Check each line of the data below for the word "BinaryTreeSort", then extract the ones that have it.

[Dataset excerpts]
□ □ □

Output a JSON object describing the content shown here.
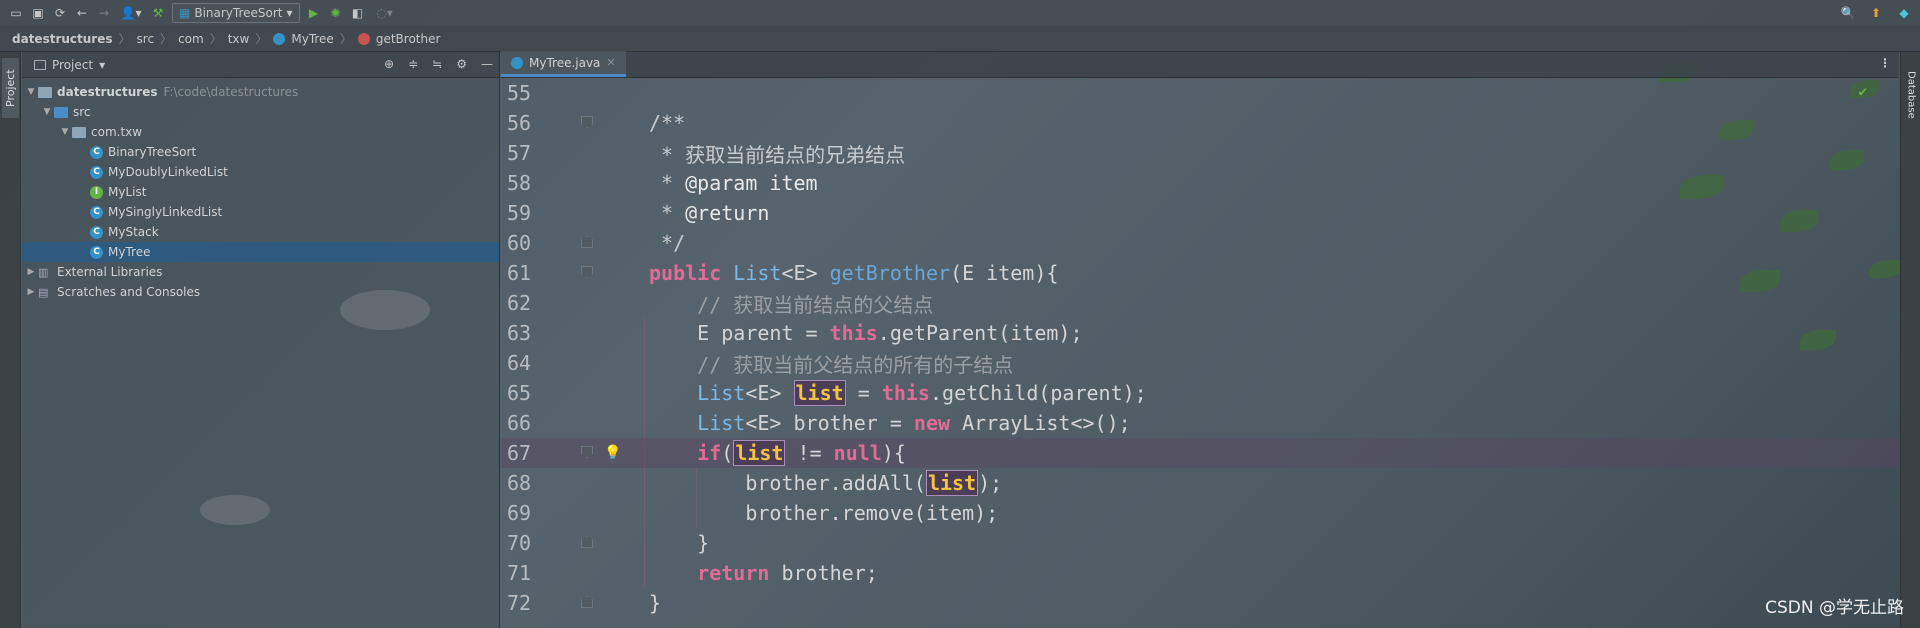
{
  "toolbar": {
    "run_config": "BinaryTreeSort",
    "icons": [
      "folder-open-icon",
      "save-icon",
      "sync-icon",
      "back-arrow-icon",
      "forward-arrow-icon",
      "user-icon",
      "build-hammer-icon",
      "run-icon",
      "debug-icon",
      "coverage-icon",
      "profiler-icon",
      "search-icon",
      "update-icon",
      "plugin-icon"
    ]
  },
  "breadcrumb": {
    "items": [
      "datestructures",
      "src",
      "com",
      "txw",
      "MyTree",
      "getBrother"
    ]
  },
  "left_strip": {
    "label": "Project"
  },
  "right_strip": {
    "label": "Database"
  },
  "project_panel": {
    "title": "Project",
    "tree": {
      "root_label": "datestructures",
      "root_path": "F:\\code\\datestructures",
      "src_label": "src",
      "package_label": "com.txw",
      "classes": [
        {
          "label": "BinaryTreeSort",
          "kind": "C"
        },
        {
          "label": "MyDoublyLinkedList",
          "kind": "C"
        },
        {
          "label": "MyList",
          "kind": "I"
        },
        {
          "label": "MySinglyLinkedList",
          "kind": "C"
        },
        {
          "label": "MyStack",
          "kind": "C"
        },
        {
          "label": "MyTree",
          "kind": "C"
        }
      ],
      "external_libraries": "External Libraries",
      "scratches": "Scratches and Consoles"
    }
  },
  "editor": {
    "tab_label": "MyTree.java",
    "line_numbers": [
      "55",
      "56",
      "57",
      "58",
      "59",
      "60",
      "61",
      "62",
      "63",
      "64",
      "65",
      "66",
      "67",
      "68",
      "69",
      "70",
      "71",
      "72"
    ],
    "watermark": "CSDN @学无止路"
  }
}
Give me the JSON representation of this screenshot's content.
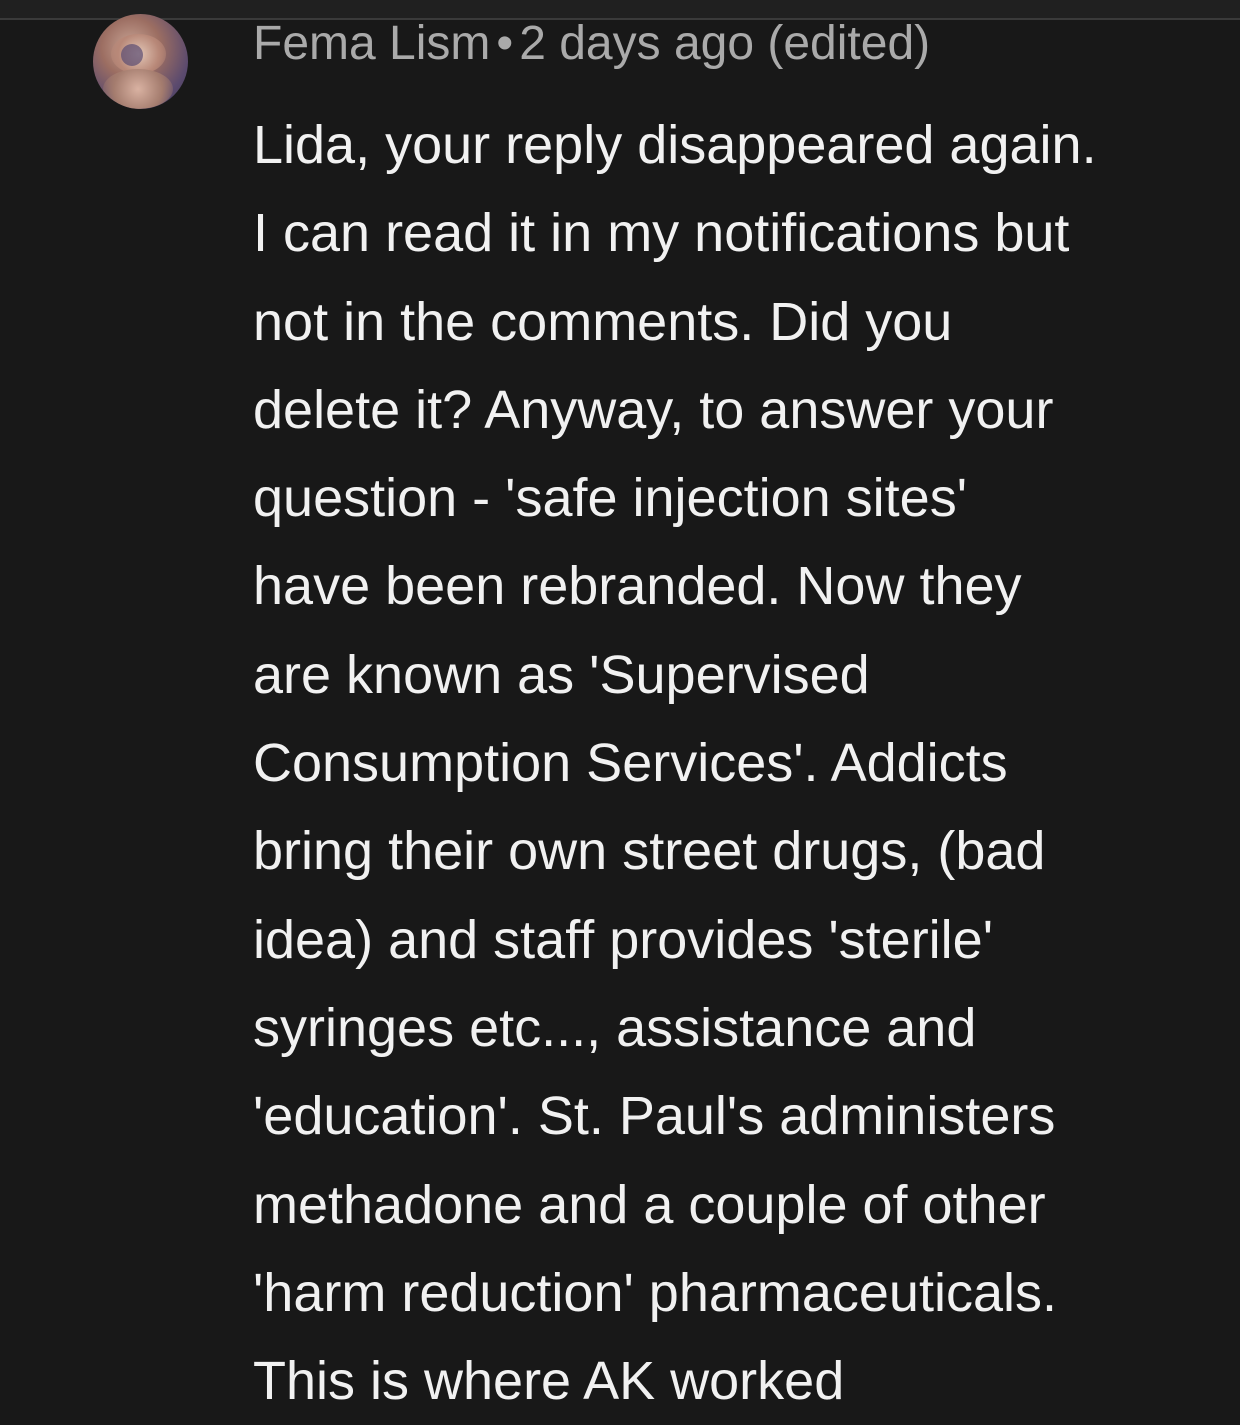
{
  "comment": {
    "avatar_icon": "user-avatar-icon",
    "author": "Fema Lism",
    "separator": "•",
    "timestamp": "2 days ago (edited)",
    "text": "Lida, your reply disappeared again.\nI can read it in my notifications but\nnot in the comments.  Did you\ndelete it?  Anyway, to answer your\nquestion - 'safe injection sites'\nhave been rebranded.  Now they\nare known as 'Supervised\nConsumption Services'.  Addicts\nbring their own street drugs, (bad\nidea) and staff provides 'sterile'\nsyringes etc..., assistance and\n'education'.  St. Paul's administers\nmethadone and a couple of other\n'harm reduction' pharmaceuticals.\nThis is where AK worked"
  },
  "colors": {
    "background": "#181818",
    "meta_text": "#aaaaaa",
    "body_text": "#f1f1f1"
  }
}
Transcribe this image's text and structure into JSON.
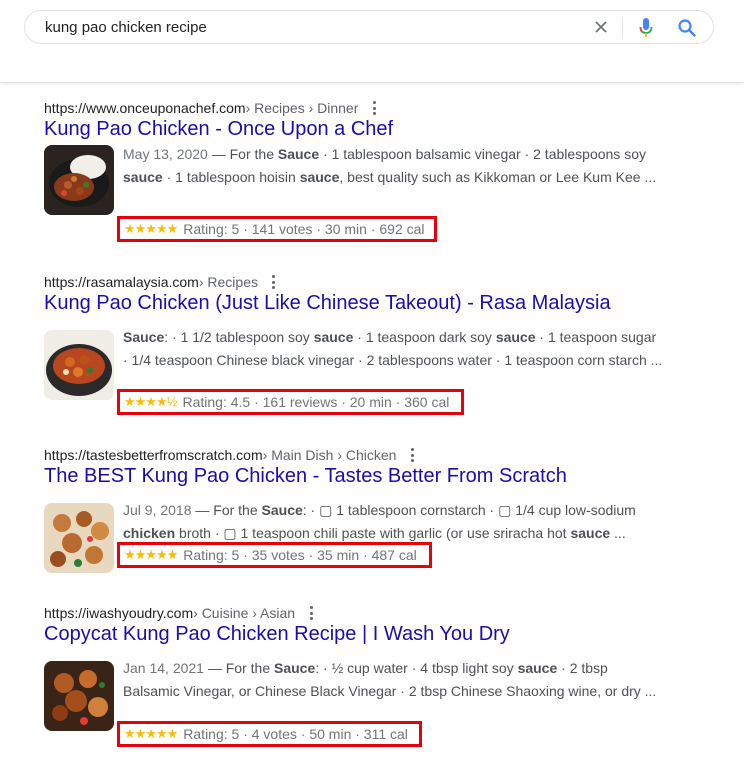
{
  "search": {
    "query": "kung pao chicken recipe"
  },
  "results": [
    {
      "domain": "https://www.onceuponachef.com",
      "path": " › Recipes › Dinner",
      "title": "Kung Pao Chicken - Once Upon a Chef",
      "date": "May 13, 2020",
      "snippet_html": " — For the <b>Sauce</b> · 1 tablespoon balsamic vinegar · 2 tablespoons soy <b>sauce</b> · 1 tablespoon hoisin <b>sauce</b>, best quality such as Kikkoman or Lee Kum Kee ...",
      "stars": "★★★★★",
      "rating_text": "Rating: 5 · 141 votes · 30 min · 692 cal",
      "rating": 5
    },
    {
      "domain": "https://rasamalaysia.com",
      "path": " › Recipes",
      "title": "Kung Pao Chicken (Just Like Chinese Takeout) - Rasa Malaysia",
      "date": "",
      "snippet_html": "<b>Sauce</b>: · 1 1/2 tablespoon soy <b>sauce</b> · 1 teaspoon dark soy <b>sauce</b> · 1 teaspoon sugar · 1/4 teaspoon Chinese black vinegar · 2 tablespoons water · 1 teaspoon corn starch ...",
      "stars": "★★★★½",
      "rating_text": "Rating: 4.5 · 161 reviews · 20 min · 360 cal",
      "rating": 4.5
    },
    {
      "domain": "https://tastesbetterfromscratch.com",
      "path": " › Main Dish › Chicken",
      "title": "The BEST Kung Pao Chicken - Tastes Better From Scratch",
      "date": "Jul 9, 2018",
      "snippet_html": " — For the <b>Sauce</b>: · ▢ 1 tablespoon cornstarch · ▢ 1/4 cup low-sodium <b>chicken</b> broth · ▢ 1 teaspoon chili paste with garlic (or use sriracha hot <b>sauce</b> ...",
      "stars": "★★★★★",
      "rating_text": "Rating: 5 · 35 votes · 35 min · 487 cal",
      "rating": 5
    },
    {
      "domain": "https://iwashyoudry.com",
      "path": " › Cuisine › Asian",
      "title": "Copycat Kung Pao Chicken Recipe | I Wash You Dry",
      "date": "Jan 14, 2021",
      "snippet_html": " — For the <b>Sauce</b>: · ½ cup water · 4 tbsp light soy <b>sauce</b> · 2 tbsp Balsamic Vinegar, or Chinese Black Vinegar · 2 tbsp Chinese Shaoxing wine, or dry ...",
      "stars": "★★★★★",
      "rating_text": "Rating: 5 · 4 votes · 50 min · 311 cal",
      "rating": 5
    }
  ],
  "colors": {
    "link": "#1a0dab",
    "highlight_box": "#e8000b",
    "star": "#fbbc04"
  }
}
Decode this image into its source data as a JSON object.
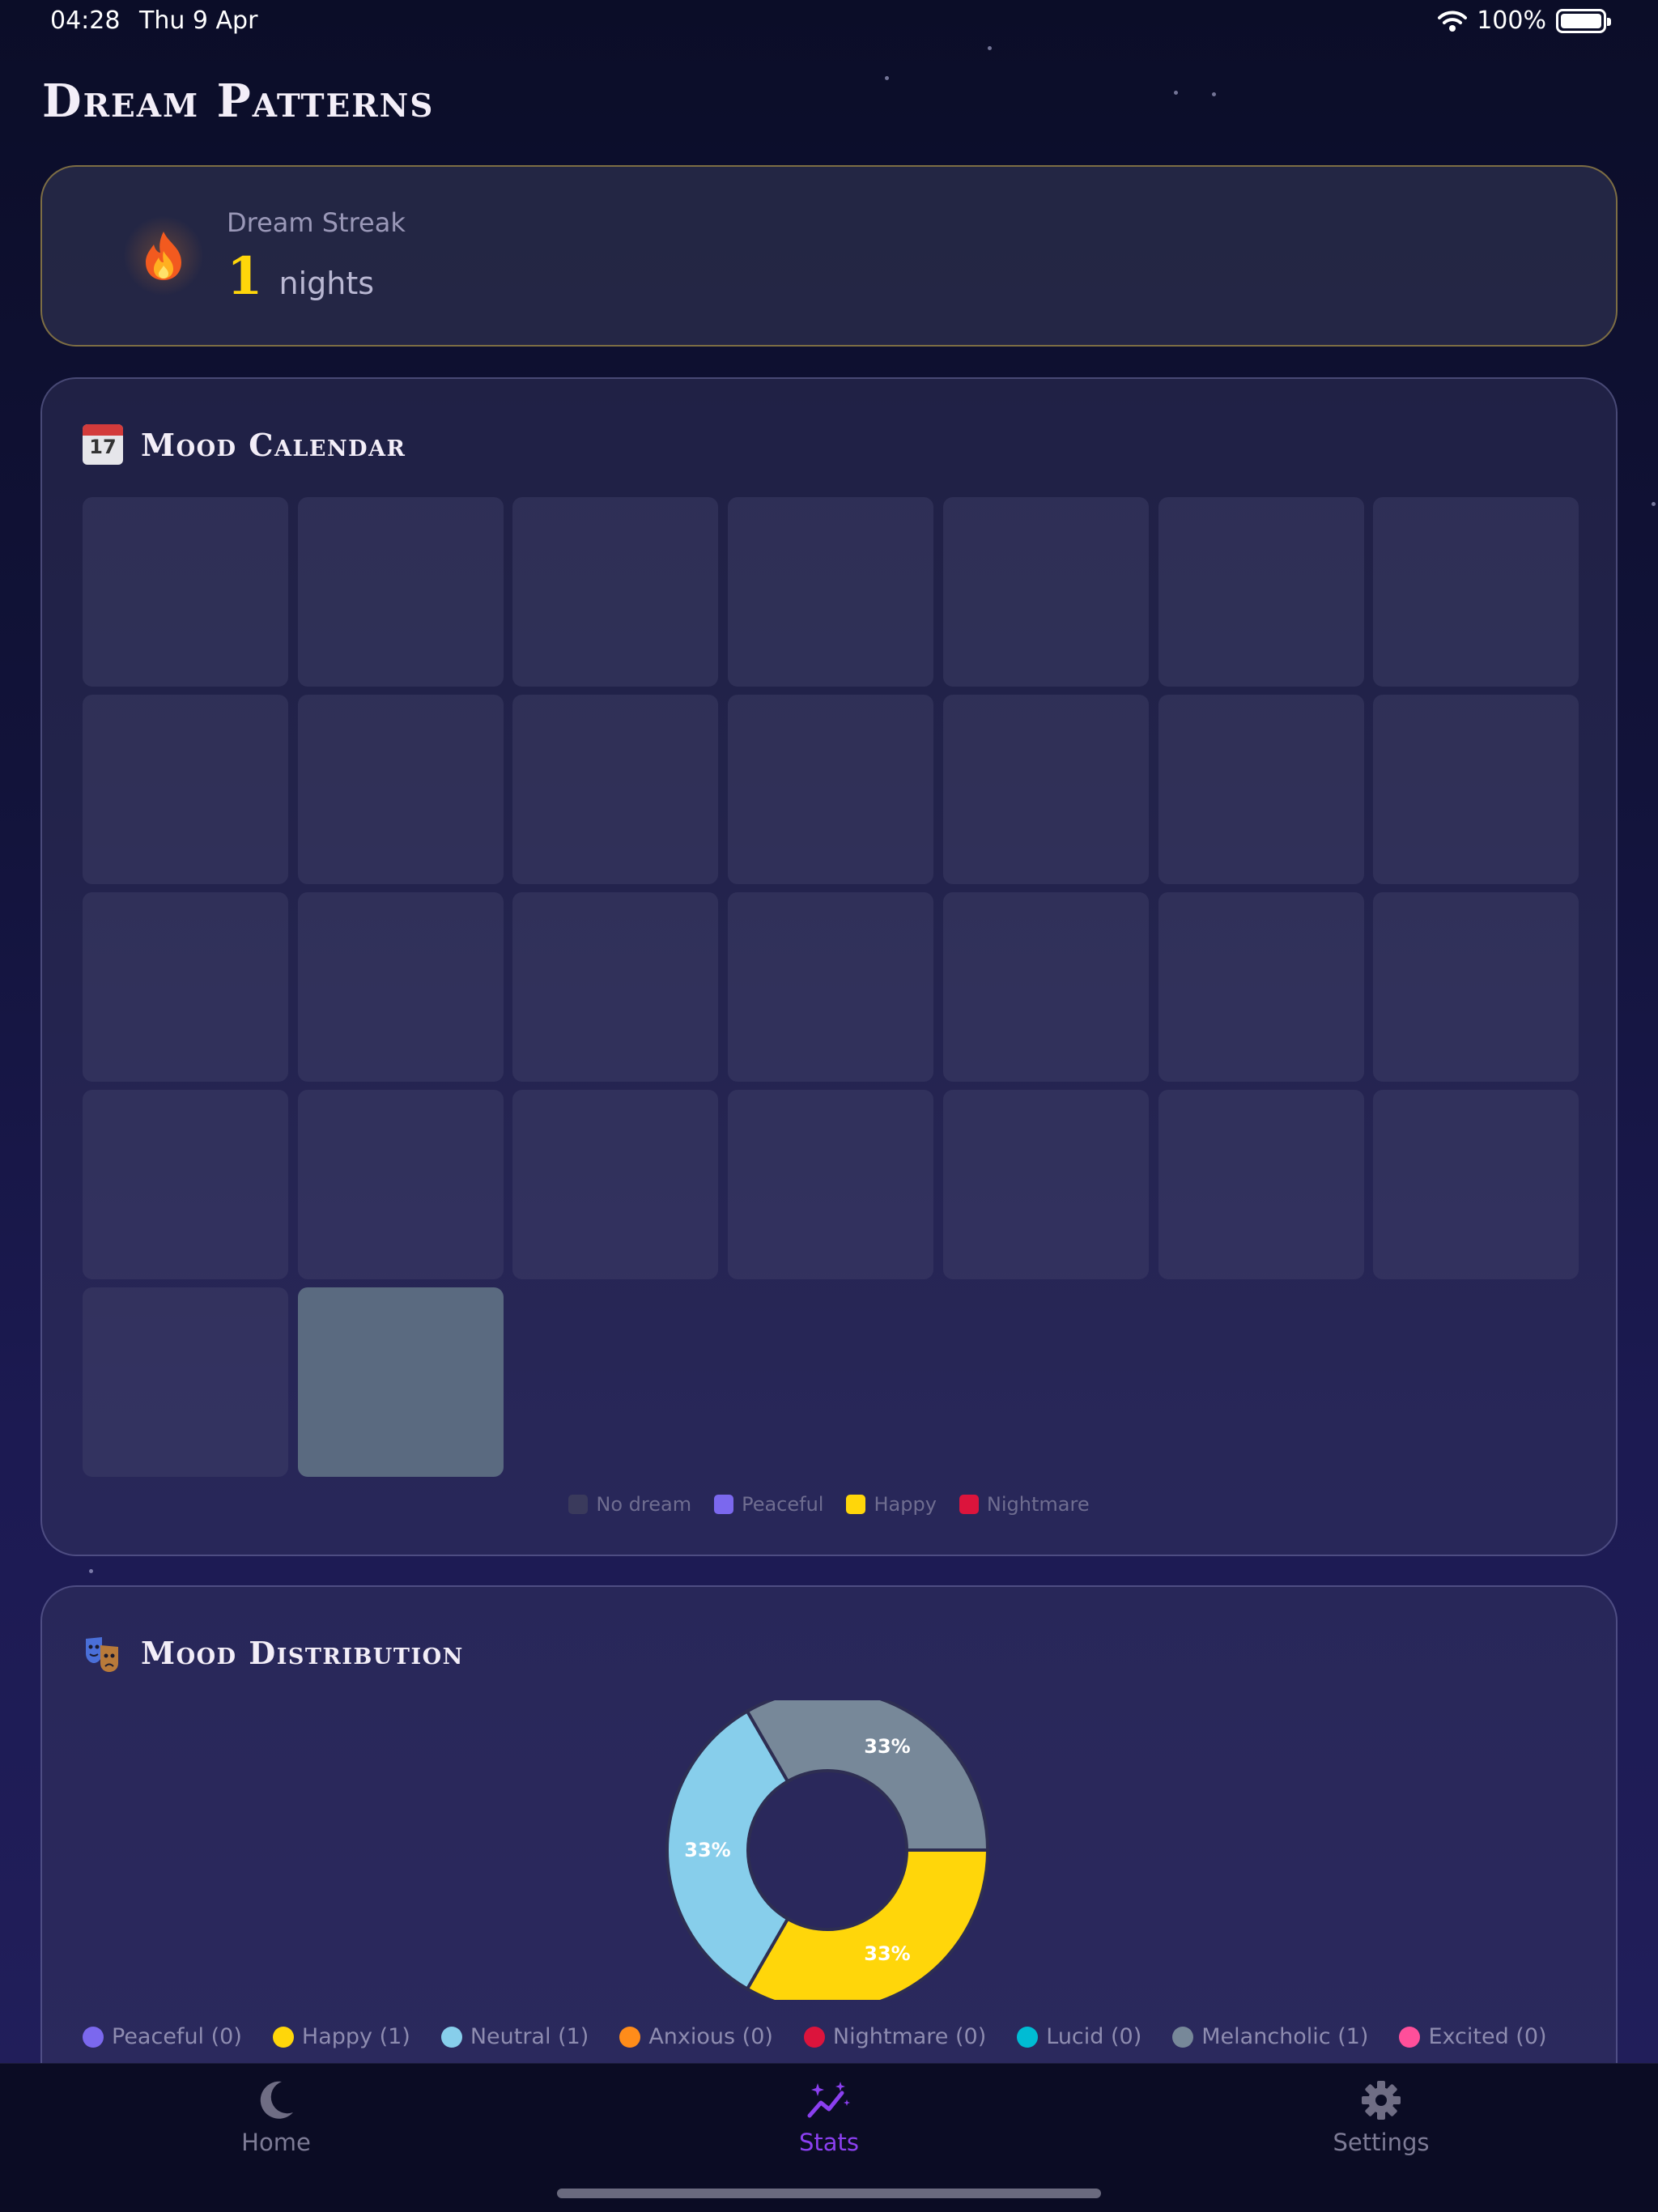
{
  "status_bar": {
    "time": "04:28",
    "date": "Thu 9 Apr",
    "battery": "100%"
  },
  "page": {
    "title": "Dream Patterns"
  },
  "streak": {
    "label": "Dream Streak",
    "value": "1",
    "unit": "nights",
    "icon": "flame-icon"
  },
  "calendar": {
    "title": "Mood Calendar",
    "icon": "calendar-icon",
    "icon_day": "17",
    "cell_count": 30,
    "days": [
      "none",
      "none",
      "none",
      "none",
      "none",
      "none",
      "none",
      "none",
      "none",
      "none",
      "none",
      "none",
      "none",
      "none",
      "none",
      "none",
      "none",
      "none",
      "none",
      "none",
      "none",
      "none",
      "none",
      "none",
      "none",
      "none",
      "none",
      "none",
      "none",
      "dream"
    ],
    "legend": [
      {
        "label": "No dream",
        "color": "#3a3a5c"
      },
      {
        "label": "Peaceful",
        "color": "#7b68ee"
      },
      {
        "label": "Happy",
        "color": "#ffd60a"
      },
      {
        "label": "Nightmare",
        "color": "#dc143c"
      }
    ]
  },
  "distribution": {
    "title": "Mood Distribution",
    "icon": "theater-masks-icon",
    "legend": [
      {
        "label": "Peaceful (0)",
        "color": "#7b68ee"
      },
      {
        "label": "Happy (1)",
        "color": "#ffd60a"
      },
      {
        "label": "Neutral (1)",
        "color": "#87ceeb"
      },
      {
        "label": "Anxious (0)",
        "color": "#ff8c1a"
      },
      {
        "label": "Nightmare (0)",
        "color": "#dc143c"
      },
      {
        "label": "Lucid (0)",
        "color": "#00bcd4"
      },
      {
        "label": "Melancholic (1)",
        "color": "#778899"
      },
      {
        "label": "Excited (0)",
        "color": "#ff4f9a"
      }
    ]
  },
  "chart_data": {
    "type": "pie",
    "title": "",
    "categories": [
      "Happy",
      "Neutral",
      "Melancholic"
    ],
    "values": [
      1,
      1,
      1
    ],
    "labels": [
      "33%",
      "33%",
      "33%"
    ],
    "colors": [
      "#ffd60a",
      "#87ceeb",
      "#778899"
    ]
  },
  "tabs": [
    {
      "label": "Home",
      "icon": "moon-icon"
    },
    {
      "label": "Stats",
      "icon": "stats-sparkle-icon"
    },
    {
      "label": "Settings",
      "icon": "gear-icon"
    }
  ]
}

□ □ □

### Correct result
    "run_config": "BinaryTreeSort",
          "label": "BinaryTreeSort",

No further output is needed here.